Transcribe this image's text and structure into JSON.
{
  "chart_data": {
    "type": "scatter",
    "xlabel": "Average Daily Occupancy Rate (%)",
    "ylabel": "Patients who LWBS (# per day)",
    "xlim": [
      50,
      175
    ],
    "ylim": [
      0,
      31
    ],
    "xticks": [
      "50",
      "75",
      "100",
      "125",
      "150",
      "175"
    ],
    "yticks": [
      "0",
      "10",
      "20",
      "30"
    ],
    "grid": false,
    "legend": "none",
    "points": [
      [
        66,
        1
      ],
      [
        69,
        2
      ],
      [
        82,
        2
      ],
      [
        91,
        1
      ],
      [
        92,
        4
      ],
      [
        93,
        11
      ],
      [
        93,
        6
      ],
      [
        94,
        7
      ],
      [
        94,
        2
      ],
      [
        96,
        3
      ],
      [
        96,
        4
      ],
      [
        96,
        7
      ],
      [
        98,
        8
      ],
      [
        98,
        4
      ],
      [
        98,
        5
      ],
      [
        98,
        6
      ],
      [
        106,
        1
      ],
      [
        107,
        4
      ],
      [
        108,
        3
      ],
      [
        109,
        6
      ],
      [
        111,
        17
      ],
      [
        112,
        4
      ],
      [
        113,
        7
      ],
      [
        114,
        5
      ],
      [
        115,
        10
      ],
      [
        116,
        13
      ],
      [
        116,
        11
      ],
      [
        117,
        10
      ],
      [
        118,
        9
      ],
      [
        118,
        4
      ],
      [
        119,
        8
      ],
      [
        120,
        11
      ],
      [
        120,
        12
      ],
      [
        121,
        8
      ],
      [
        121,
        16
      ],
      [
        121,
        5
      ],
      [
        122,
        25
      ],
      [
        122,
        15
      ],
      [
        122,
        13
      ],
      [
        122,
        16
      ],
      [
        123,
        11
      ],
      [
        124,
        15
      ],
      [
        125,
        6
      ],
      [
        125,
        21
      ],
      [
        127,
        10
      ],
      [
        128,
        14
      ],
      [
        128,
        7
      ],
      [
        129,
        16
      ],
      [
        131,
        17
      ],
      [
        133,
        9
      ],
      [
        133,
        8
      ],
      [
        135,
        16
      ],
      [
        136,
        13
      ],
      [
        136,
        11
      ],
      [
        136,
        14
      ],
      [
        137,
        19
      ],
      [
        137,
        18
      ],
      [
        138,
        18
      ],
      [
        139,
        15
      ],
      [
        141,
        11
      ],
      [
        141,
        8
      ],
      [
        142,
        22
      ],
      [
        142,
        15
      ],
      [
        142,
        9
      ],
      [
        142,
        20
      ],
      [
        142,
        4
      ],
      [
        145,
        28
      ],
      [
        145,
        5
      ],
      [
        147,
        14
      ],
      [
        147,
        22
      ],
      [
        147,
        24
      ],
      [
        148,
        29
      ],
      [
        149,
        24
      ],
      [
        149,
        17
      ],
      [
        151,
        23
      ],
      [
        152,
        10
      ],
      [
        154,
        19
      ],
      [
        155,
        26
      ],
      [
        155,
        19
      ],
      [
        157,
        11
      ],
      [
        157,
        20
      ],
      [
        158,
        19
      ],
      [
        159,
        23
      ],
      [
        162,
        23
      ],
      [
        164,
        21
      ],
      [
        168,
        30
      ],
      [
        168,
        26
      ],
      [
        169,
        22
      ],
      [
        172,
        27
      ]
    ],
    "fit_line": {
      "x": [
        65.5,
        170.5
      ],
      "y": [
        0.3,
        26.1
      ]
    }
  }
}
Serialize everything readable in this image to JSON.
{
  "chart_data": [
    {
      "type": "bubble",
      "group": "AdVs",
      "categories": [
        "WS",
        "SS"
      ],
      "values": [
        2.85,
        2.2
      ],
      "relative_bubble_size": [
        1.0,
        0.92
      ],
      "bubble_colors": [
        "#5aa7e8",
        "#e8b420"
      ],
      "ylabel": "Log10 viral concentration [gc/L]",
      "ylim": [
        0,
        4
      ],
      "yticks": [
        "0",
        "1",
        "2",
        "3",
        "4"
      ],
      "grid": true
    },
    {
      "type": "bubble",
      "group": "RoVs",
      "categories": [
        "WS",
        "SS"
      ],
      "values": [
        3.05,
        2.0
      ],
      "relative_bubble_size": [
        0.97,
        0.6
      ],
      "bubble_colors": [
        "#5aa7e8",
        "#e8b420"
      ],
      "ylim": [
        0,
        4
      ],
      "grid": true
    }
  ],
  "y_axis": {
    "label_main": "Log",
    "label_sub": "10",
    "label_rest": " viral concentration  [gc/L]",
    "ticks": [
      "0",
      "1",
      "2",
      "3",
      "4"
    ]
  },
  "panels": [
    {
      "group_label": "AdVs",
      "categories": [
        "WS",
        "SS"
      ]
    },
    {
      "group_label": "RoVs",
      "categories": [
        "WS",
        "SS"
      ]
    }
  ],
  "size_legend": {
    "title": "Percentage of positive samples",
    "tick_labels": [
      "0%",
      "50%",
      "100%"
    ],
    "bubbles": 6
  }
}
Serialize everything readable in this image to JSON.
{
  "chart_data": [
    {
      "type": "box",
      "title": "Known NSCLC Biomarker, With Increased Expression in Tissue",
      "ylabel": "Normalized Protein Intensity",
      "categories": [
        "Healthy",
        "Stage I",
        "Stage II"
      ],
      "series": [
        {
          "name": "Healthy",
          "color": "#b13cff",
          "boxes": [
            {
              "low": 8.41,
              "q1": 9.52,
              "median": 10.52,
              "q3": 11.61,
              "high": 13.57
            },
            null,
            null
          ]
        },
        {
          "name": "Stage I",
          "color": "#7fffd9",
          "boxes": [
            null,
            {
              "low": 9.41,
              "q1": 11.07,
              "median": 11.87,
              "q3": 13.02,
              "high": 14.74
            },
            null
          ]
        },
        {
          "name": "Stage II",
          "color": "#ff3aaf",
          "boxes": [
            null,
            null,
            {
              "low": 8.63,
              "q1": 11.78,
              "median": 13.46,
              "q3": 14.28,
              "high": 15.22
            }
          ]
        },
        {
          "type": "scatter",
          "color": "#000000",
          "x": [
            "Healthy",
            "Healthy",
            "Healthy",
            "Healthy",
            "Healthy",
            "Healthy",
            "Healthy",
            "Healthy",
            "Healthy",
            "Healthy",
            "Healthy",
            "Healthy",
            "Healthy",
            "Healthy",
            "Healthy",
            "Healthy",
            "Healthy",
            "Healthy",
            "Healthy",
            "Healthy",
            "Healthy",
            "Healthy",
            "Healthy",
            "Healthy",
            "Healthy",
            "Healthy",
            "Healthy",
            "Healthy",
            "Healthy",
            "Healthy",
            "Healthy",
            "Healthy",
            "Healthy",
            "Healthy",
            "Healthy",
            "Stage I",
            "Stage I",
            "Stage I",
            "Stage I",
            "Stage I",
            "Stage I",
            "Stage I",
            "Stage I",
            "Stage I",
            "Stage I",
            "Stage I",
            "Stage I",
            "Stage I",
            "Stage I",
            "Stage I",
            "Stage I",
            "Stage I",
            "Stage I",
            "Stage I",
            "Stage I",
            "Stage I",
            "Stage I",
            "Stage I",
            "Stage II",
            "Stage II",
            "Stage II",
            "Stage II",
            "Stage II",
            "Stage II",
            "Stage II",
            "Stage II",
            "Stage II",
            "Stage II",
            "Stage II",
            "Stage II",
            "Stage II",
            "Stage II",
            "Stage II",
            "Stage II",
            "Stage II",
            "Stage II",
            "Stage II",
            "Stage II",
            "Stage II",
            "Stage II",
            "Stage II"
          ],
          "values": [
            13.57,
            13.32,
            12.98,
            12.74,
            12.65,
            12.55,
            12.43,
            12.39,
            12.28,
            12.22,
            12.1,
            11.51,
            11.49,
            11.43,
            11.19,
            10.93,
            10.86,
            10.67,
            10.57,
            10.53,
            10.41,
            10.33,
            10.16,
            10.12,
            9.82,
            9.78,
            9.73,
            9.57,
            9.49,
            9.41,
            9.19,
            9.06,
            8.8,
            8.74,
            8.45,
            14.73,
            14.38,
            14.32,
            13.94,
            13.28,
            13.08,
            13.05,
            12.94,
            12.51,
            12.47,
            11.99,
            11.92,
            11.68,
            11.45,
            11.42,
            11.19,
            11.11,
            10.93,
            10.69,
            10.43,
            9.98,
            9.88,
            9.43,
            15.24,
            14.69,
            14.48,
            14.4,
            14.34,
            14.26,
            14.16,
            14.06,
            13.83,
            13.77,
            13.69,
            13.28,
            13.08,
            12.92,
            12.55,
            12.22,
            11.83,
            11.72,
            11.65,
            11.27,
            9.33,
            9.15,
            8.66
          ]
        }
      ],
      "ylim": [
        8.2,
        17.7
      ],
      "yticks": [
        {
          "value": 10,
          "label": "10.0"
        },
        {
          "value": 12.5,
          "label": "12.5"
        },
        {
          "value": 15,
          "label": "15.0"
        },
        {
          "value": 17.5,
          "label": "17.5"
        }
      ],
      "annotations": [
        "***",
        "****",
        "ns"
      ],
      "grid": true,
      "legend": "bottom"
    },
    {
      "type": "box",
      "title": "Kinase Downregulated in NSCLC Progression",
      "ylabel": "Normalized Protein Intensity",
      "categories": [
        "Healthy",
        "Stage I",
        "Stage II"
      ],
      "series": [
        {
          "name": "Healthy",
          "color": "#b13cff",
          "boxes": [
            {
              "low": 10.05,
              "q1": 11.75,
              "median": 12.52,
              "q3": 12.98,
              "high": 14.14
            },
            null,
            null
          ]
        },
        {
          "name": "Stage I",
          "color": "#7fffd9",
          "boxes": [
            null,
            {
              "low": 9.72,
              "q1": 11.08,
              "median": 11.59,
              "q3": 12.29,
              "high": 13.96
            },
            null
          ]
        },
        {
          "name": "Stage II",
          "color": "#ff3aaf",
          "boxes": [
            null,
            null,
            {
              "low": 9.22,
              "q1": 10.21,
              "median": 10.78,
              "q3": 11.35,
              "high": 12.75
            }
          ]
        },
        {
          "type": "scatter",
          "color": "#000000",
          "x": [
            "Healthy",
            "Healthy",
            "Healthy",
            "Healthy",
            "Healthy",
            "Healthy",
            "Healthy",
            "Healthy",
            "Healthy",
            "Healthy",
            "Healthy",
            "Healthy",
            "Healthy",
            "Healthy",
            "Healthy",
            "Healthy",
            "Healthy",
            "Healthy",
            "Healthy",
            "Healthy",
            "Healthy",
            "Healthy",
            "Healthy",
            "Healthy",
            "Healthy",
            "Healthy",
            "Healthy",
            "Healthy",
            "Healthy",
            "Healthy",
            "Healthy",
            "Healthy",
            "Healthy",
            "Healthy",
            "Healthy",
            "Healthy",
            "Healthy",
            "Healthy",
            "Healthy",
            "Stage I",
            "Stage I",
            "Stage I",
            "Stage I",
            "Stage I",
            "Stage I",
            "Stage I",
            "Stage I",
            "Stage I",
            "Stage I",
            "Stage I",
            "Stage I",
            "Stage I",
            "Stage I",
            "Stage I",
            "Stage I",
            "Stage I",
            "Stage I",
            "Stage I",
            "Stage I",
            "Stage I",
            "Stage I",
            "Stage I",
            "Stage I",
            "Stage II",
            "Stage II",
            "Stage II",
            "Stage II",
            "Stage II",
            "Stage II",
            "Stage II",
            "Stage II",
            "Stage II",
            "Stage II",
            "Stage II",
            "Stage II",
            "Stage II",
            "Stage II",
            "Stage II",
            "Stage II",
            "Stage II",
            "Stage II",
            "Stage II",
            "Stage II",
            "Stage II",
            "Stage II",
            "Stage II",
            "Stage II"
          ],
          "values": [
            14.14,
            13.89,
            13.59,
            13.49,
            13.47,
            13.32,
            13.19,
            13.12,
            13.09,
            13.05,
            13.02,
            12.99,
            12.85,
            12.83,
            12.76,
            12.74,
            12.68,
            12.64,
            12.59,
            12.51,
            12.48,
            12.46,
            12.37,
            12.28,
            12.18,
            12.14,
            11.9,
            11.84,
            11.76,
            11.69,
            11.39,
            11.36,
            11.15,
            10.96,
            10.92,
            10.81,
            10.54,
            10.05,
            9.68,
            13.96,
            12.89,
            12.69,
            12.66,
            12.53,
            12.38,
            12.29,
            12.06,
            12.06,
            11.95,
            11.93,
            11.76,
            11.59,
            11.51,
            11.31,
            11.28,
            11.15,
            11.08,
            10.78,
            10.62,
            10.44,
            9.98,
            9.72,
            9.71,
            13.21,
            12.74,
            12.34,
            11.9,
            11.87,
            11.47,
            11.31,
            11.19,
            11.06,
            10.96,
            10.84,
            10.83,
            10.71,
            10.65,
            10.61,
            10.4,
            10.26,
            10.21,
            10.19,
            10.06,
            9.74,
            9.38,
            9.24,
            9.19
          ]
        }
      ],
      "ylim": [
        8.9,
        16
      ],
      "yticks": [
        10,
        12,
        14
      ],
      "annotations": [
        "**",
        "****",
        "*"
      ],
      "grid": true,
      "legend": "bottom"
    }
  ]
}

━━━━━━━━━━

> Task statement: When the word "ylabel" turns up on a line of the material above, copy that line.

> Response to this exercise:
    "ylabel": "Patients who LWBS (# per day)",
      "ylabel": "Log10 viral concentration [gc/L]",
      "ylabel": "Normalized Protein Intensity",
      "ylabel": "Normalized Protein Intensity",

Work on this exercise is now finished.